— START —
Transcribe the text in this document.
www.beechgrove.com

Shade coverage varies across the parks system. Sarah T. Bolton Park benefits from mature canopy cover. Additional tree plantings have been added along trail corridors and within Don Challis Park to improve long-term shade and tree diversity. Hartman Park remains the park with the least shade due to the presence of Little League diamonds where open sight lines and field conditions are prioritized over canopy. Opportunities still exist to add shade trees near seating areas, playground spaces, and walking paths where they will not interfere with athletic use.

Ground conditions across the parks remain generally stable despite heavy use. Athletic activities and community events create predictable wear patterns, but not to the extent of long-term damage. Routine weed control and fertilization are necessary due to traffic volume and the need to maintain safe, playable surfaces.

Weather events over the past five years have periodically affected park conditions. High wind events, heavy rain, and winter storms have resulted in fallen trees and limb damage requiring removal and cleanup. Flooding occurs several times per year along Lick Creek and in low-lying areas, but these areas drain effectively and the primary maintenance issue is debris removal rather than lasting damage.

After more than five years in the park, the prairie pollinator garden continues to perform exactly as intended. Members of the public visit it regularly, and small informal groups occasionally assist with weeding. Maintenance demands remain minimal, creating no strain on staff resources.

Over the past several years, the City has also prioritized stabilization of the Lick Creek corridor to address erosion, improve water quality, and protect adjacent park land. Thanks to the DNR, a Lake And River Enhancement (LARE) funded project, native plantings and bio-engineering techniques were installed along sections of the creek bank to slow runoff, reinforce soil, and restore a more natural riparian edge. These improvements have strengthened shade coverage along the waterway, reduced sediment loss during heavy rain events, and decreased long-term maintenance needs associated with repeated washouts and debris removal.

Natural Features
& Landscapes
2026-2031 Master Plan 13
— END —
— START —
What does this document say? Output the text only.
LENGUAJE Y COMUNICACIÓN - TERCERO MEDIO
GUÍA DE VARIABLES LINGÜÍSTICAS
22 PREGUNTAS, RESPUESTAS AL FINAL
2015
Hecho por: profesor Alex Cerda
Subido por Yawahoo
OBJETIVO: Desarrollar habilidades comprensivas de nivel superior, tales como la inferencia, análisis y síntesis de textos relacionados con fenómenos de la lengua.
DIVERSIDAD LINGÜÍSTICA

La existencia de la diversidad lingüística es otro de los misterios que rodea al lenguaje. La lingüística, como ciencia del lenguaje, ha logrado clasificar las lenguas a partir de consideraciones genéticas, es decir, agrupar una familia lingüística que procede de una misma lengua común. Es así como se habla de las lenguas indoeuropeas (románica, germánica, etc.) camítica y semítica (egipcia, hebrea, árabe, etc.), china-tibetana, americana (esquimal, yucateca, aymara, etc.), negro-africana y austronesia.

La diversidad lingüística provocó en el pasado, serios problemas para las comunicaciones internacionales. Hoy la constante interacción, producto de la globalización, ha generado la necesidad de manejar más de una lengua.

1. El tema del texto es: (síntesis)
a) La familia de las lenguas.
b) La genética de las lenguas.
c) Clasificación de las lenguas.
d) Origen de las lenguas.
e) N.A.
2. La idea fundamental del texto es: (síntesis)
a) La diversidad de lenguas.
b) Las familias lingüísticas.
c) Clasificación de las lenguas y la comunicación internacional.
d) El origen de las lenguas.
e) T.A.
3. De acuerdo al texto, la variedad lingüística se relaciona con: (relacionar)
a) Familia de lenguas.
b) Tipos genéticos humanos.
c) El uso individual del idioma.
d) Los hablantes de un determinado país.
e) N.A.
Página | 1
— END —
— START —
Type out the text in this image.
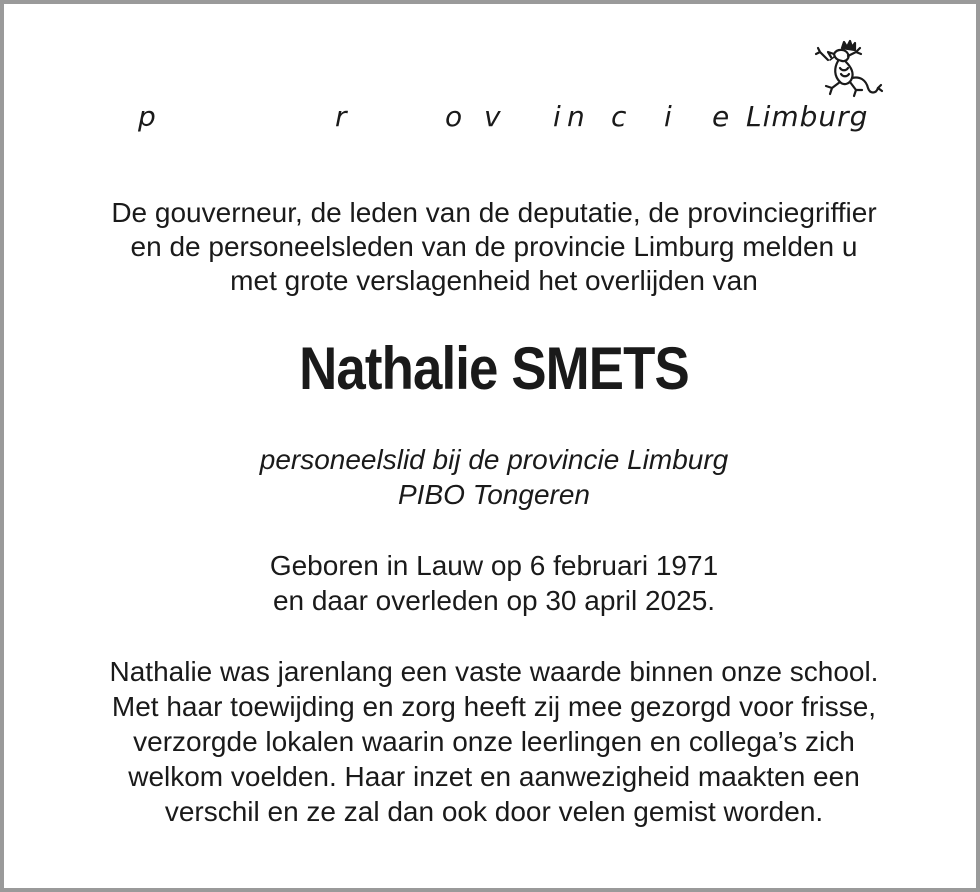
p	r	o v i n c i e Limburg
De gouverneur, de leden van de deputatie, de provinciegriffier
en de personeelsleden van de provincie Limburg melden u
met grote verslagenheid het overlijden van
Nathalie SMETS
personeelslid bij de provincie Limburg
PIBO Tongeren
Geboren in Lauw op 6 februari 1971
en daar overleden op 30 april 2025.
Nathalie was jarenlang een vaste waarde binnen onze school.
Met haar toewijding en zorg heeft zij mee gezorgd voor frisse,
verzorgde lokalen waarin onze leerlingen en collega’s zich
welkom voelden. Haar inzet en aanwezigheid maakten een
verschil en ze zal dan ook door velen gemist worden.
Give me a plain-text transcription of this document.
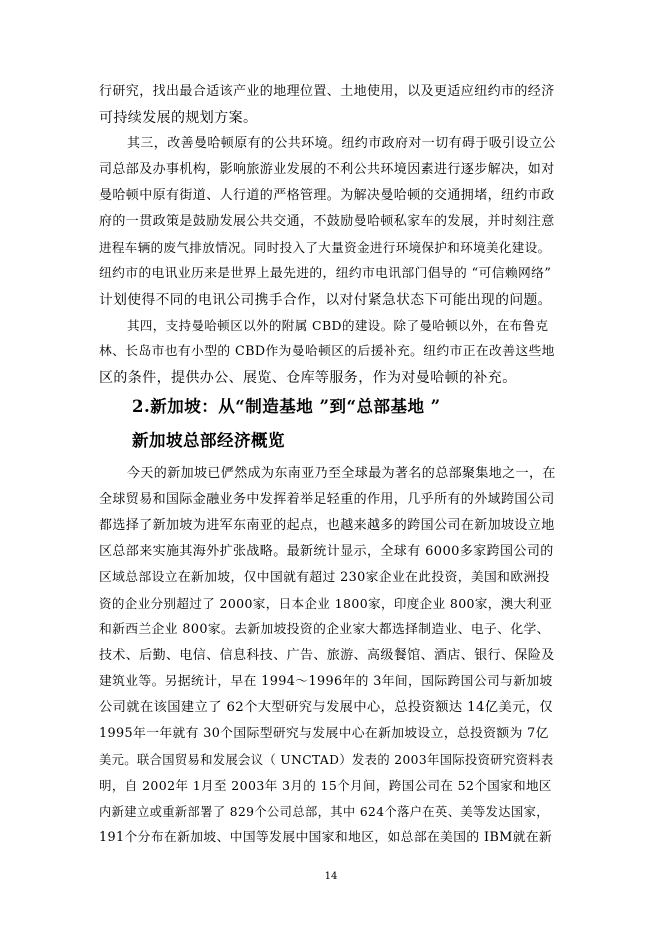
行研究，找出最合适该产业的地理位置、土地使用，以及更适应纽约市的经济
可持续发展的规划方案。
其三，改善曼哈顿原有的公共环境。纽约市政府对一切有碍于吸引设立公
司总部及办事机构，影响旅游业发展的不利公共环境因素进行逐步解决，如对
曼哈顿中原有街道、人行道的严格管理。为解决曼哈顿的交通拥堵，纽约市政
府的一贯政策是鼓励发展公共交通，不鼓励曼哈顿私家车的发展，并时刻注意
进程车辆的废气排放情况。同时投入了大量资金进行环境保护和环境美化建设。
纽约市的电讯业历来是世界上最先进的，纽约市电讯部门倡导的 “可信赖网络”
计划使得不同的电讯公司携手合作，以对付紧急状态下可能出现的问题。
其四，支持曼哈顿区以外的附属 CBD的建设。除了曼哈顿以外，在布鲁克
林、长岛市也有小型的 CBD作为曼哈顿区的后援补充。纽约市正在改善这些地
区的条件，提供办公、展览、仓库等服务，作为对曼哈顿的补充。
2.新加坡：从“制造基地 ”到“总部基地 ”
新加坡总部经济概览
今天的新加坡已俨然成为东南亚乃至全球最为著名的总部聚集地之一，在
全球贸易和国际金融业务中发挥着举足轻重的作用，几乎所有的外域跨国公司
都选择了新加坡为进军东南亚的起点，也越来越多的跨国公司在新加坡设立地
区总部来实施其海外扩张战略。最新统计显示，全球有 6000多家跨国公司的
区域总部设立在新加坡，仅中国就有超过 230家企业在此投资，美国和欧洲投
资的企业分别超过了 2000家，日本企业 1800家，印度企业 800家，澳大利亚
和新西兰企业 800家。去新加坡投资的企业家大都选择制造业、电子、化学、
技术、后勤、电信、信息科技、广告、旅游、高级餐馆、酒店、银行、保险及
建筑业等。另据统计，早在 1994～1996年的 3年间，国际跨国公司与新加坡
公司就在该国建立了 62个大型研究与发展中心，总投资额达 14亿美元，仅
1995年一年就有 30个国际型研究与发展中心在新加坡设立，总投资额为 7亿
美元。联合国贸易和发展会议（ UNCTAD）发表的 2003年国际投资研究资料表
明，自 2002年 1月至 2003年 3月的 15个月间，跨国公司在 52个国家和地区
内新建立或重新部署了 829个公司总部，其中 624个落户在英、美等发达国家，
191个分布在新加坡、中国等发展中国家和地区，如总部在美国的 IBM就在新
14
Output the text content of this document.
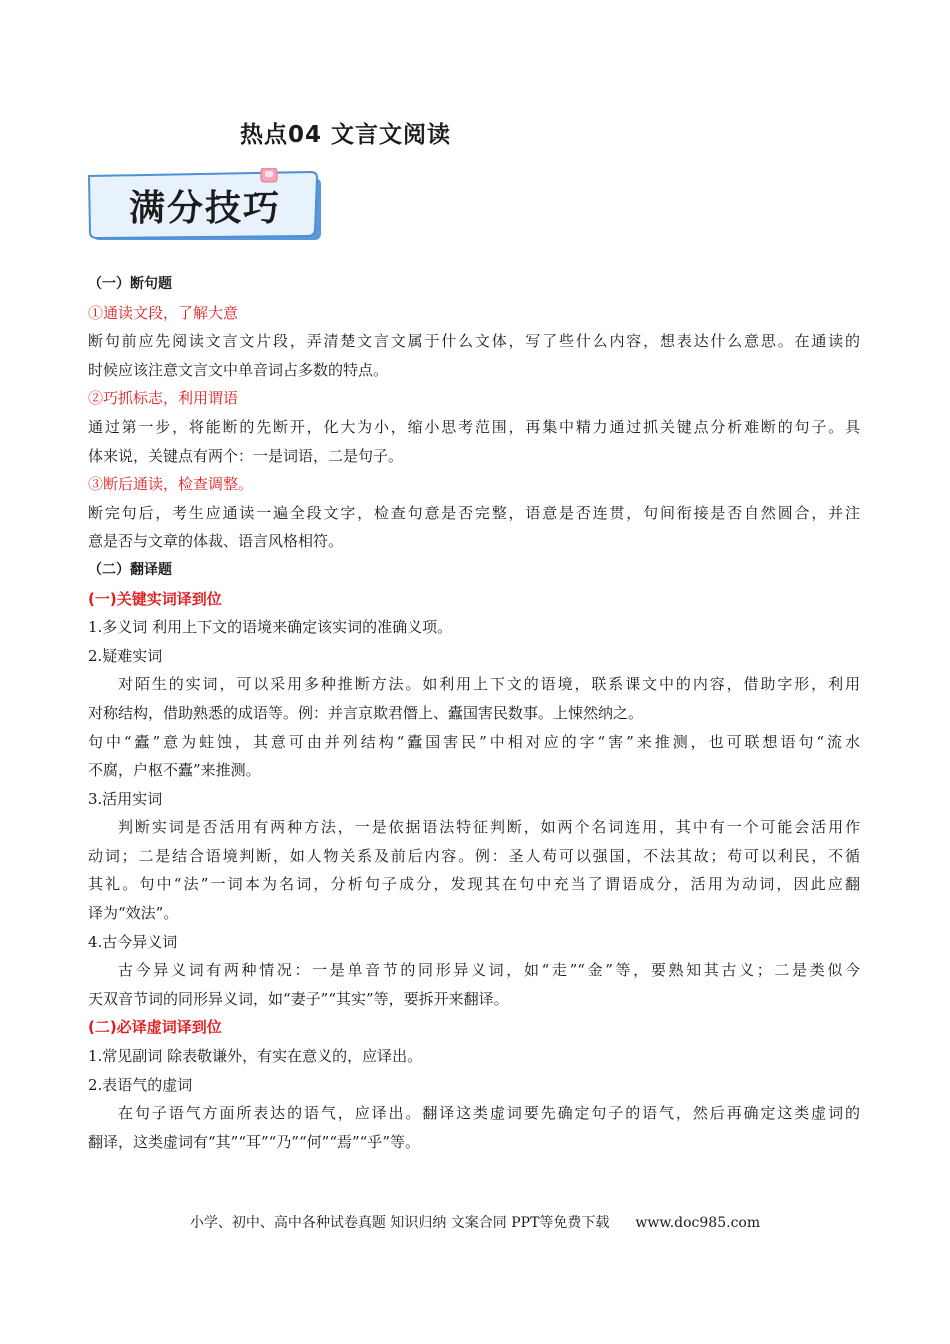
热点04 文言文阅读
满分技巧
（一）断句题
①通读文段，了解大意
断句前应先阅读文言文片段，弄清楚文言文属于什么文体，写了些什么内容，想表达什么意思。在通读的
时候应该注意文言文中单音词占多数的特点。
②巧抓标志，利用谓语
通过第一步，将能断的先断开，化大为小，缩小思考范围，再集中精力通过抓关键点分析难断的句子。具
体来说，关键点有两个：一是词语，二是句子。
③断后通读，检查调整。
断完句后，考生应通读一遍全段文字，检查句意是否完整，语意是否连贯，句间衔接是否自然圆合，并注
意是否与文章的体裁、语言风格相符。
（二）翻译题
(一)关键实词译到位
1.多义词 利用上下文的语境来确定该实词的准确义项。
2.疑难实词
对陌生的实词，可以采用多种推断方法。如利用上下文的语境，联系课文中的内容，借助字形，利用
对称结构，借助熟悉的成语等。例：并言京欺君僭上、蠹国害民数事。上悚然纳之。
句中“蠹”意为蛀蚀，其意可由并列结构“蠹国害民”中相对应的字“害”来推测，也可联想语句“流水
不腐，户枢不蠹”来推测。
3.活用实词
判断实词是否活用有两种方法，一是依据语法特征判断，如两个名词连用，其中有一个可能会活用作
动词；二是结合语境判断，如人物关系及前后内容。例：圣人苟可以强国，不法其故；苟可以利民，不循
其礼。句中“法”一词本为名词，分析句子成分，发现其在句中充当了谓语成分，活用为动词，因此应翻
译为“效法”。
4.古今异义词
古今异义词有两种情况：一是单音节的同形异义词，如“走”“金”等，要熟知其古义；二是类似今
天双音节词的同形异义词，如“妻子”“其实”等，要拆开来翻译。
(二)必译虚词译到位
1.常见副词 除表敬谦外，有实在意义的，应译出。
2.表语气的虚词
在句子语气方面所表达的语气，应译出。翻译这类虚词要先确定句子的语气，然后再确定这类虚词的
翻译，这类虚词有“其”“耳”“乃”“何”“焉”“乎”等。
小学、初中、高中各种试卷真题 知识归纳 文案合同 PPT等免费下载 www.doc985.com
— END —
Copy out every line of the material above that mentions the word "como".

# Output for this task
OBJETIVO: Desarrollar habilidades comprensivas de nivel superior, tales como la inferencia, análisis y síntesis de textos relacionados con fenómenos de la lengua.
La existencia de la diversidad lingüística es otro de los misterios que rodea al lenguaje. La lingüística, como ciencia del lenguaje, ha logrado clasificar las lenguas a partir de consideraciones genéticas, es decir, agrupar una familia lingüística que procede de una misma lengua común. Es así como se habla de las lenguas indoeuropeas (románica, germánica, etc.) camítica y semítica (egipcia, hebrea, árabe, etc.), china-tibetana, americana (esquimal, yucateca, aymara, etc.), negro-africana y austronesia.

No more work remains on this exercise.